_Data section_:
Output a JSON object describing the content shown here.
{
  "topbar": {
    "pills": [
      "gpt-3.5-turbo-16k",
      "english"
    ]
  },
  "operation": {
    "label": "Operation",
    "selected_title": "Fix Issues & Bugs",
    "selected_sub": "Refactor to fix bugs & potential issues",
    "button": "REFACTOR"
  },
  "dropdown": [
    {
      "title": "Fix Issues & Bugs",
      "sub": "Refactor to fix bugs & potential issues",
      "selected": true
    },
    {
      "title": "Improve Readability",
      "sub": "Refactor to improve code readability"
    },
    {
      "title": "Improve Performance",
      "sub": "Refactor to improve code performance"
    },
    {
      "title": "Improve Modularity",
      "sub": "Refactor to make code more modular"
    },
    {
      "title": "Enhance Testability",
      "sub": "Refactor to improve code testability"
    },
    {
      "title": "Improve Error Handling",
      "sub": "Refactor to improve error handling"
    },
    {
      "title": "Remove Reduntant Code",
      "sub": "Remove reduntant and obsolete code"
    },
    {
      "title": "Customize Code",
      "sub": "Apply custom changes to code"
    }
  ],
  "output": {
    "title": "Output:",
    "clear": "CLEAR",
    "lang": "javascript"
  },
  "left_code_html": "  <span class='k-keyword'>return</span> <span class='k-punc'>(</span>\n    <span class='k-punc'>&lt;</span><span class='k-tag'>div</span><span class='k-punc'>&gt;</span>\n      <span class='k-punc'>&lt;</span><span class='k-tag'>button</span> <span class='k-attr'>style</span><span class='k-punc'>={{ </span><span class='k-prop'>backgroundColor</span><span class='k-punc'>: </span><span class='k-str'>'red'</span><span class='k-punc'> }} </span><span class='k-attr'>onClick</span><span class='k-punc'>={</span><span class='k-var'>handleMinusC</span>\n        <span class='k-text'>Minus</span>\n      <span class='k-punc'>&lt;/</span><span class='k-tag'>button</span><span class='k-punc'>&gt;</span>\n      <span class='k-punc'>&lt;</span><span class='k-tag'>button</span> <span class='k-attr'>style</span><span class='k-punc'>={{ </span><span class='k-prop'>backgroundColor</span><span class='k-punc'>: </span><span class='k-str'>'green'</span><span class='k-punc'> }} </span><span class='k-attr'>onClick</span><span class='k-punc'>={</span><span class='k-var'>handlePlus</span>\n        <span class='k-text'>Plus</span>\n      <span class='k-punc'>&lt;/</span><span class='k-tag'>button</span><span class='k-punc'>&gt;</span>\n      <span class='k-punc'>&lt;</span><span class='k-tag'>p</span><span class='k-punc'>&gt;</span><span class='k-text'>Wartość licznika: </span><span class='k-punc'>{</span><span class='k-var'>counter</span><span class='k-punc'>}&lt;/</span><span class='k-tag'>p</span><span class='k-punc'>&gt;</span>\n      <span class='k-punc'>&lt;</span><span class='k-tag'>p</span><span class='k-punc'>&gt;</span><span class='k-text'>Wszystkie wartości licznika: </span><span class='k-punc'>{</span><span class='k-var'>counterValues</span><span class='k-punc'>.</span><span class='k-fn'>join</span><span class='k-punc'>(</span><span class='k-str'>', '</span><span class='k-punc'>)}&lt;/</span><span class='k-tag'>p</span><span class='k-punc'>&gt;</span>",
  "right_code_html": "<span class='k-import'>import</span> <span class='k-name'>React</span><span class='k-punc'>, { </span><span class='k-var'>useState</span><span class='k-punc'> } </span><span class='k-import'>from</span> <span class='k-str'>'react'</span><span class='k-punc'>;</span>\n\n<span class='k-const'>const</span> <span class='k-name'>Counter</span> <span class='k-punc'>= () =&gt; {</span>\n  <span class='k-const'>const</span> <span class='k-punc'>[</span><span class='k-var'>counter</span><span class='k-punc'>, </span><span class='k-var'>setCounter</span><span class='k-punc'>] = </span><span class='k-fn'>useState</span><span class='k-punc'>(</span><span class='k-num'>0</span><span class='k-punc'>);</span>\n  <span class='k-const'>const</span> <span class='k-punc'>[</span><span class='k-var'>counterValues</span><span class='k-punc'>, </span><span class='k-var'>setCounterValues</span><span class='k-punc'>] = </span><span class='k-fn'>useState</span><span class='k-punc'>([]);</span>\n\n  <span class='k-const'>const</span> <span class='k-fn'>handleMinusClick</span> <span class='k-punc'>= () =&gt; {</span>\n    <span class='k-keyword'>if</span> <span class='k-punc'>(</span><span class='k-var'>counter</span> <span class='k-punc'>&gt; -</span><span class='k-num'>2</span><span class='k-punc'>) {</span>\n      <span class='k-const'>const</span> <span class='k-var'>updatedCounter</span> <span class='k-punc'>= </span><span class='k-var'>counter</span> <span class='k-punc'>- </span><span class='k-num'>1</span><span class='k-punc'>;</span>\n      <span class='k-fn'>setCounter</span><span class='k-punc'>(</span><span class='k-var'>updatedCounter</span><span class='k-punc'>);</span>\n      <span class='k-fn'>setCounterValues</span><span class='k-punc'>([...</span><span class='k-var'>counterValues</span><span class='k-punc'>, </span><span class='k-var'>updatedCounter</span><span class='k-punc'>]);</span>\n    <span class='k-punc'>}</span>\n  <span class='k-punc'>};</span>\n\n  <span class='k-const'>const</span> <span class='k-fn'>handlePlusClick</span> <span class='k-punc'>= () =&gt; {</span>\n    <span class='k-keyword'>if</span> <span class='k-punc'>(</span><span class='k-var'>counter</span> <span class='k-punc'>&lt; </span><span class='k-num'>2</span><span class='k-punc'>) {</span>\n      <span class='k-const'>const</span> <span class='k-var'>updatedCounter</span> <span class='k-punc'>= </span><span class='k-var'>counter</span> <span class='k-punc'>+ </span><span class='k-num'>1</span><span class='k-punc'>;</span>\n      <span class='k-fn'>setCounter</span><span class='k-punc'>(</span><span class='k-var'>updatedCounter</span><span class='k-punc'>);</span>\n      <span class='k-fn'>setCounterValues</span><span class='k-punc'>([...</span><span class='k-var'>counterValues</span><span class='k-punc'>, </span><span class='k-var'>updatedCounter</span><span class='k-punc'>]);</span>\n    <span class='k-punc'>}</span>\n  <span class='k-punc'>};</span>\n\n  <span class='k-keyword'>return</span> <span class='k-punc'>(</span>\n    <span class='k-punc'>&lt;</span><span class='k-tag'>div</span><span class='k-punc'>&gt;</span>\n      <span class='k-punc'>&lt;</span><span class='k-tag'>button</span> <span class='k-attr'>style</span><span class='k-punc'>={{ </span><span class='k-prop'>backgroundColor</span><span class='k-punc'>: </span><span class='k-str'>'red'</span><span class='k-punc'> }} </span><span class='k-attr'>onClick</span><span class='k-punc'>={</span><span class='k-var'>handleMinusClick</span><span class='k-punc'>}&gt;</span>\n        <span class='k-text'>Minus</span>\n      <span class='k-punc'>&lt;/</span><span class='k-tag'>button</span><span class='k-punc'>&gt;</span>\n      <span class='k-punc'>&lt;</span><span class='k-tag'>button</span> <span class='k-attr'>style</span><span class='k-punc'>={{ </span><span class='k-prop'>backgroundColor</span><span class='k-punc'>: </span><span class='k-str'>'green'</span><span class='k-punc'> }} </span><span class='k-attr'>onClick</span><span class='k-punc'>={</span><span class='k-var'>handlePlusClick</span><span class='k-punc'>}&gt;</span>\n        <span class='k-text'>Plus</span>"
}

_What you are asked to do_: Of the lines above, copy each that contains "potential".

_The solution_:
    "selected_sub": "Refactor to fix bugs & potential issues",
      "sub": "Refactor to fix bugs & potential issues",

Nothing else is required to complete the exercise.